## Begin Dataset excerpts

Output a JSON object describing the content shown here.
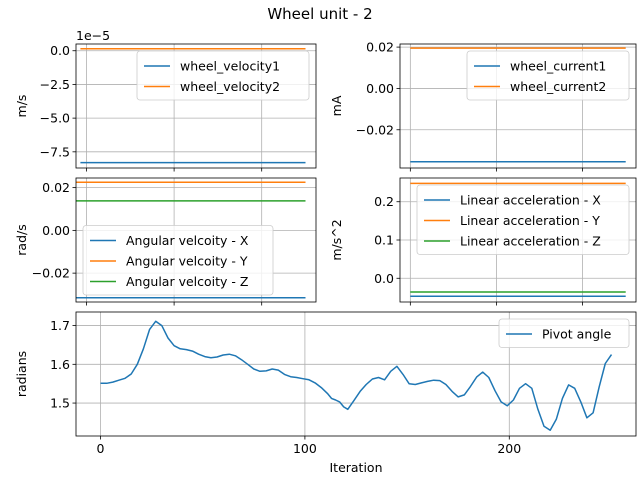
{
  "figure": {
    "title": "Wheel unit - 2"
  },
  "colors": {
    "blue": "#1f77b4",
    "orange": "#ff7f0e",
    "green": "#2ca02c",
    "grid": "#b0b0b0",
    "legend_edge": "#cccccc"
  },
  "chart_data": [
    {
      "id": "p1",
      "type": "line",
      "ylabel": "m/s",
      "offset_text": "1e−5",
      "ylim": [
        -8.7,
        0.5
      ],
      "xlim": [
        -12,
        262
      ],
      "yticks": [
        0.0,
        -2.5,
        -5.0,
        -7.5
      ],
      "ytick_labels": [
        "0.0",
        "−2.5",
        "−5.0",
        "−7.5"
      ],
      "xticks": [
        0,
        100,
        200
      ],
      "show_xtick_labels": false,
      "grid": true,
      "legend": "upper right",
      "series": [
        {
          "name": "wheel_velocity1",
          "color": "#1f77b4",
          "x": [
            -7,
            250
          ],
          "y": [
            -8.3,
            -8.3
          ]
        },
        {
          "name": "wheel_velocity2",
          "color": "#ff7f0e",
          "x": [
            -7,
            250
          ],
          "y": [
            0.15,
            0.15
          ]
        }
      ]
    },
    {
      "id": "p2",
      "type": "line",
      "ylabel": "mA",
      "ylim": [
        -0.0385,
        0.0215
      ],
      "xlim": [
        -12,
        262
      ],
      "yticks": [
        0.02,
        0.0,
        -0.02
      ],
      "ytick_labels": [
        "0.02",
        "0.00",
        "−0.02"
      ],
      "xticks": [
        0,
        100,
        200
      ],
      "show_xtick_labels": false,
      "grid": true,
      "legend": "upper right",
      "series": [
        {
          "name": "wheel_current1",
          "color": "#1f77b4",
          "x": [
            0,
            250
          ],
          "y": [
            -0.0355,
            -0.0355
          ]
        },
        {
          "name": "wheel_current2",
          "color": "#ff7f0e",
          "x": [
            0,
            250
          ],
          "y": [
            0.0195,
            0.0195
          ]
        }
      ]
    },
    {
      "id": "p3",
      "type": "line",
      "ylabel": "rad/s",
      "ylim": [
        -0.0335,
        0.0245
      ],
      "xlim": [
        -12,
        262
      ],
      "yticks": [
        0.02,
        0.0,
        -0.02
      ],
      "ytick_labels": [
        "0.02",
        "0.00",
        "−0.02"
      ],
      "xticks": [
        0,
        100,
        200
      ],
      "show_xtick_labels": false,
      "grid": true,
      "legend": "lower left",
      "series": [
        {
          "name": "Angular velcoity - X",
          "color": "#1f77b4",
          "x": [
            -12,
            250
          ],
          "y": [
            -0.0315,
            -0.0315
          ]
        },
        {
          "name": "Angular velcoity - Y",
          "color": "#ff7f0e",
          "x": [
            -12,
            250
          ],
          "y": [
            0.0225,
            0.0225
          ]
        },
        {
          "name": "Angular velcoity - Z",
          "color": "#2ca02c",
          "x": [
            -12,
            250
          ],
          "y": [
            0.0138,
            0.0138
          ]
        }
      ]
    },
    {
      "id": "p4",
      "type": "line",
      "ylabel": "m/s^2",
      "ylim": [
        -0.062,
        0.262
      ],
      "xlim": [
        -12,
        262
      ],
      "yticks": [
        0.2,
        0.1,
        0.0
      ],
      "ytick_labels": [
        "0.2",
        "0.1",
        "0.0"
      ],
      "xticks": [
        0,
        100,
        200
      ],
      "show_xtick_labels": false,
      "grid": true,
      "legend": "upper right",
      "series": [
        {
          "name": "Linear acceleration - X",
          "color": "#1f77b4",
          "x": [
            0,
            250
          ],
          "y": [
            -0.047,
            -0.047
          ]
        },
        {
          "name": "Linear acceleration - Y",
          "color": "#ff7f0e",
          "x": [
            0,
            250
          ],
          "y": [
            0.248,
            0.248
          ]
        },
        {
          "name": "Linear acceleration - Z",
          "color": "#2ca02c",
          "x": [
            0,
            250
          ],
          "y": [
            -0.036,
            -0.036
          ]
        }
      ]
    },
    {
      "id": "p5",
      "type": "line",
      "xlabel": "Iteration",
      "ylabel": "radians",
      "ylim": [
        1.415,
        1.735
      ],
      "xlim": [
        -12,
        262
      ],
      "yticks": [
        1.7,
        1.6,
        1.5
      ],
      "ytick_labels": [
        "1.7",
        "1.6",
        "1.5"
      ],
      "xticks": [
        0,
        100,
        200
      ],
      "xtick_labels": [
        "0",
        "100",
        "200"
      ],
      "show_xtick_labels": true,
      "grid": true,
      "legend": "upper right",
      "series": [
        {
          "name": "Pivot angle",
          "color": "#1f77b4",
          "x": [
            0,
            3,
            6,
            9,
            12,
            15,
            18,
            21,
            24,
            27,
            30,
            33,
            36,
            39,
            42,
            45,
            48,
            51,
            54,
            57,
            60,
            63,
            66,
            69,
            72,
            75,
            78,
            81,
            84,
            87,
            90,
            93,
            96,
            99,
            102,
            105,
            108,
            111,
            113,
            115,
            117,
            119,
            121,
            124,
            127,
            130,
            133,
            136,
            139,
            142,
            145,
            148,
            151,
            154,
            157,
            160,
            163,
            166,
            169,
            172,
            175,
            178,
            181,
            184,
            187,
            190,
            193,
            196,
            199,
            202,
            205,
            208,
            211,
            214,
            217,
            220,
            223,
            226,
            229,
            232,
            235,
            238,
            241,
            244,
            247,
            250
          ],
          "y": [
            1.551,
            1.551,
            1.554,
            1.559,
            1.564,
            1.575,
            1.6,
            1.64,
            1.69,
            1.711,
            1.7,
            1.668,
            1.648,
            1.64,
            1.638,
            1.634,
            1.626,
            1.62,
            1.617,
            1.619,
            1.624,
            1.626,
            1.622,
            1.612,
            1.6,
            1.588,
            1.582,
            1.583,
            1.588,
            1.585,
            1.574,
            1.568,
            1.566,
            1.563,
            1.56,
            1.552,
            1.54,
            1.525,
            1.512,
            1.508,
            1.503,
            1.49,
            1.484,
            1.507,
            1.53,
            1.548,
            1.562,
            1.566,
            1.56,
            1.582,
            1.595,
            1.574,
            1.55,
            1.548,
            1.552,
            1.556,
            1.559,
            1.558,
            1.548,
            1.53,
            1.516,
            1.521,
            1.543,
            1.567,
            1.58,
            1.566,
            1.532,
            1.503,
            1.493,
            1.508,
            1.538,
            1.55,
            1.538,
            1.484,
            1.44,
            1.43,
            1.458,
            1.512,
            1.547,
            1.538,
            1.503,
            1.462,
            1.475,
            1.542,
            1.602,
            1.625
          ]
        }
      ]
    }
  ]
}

## End Dataset excerpts
## Begin Dataset excerpts

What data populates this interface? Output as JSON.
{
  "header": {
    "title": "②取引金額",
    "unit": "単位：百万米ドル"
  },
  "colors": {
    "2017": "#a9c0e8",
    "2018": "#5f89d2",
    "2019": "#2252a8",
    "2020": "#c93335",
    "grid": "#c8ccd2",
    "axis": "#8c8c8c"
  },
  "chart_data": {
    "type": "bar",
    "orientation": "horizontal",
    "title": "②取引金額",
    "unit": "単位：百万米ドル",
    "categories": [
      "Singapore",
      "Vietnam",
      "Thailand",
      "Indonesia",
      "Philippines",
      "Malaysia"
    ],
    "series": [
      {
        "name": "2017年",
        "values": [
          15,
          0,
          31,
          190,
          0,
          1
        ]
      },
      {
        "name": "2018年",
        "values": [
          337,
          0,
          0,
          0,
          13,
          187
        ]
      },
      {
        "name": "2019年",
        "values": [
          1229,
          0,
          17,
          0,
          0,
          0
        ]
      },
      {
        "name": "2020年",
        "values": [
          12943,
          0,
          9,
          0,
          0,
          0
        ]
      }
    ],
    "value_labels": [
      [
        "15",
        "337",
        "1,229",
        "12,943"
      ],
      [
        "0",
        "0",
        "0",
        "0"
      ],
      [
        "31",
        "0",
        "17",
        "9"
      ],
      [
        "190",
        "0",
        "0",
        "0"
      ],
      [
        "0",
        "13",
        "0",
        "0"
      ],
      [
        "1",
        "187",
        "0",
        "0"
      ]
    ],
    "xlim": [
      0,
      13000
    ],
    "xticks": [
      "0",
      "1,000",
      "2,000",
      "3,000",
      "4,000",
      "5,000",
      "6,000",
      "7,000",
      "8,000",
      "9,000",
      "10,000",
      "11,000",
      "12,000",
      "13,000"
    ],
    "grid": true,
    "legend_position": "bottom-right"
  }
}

## End Dataset excerpts

Task brief: Select the lines in this material that hold the word "ylabel", leaving none out.

Task answer:
      "ylabel": "m/s",
      "ylabel": "mA",
      "ylabel": "rad/s",
      "ylabel": "m/s^2",
      "ylabel": "radians",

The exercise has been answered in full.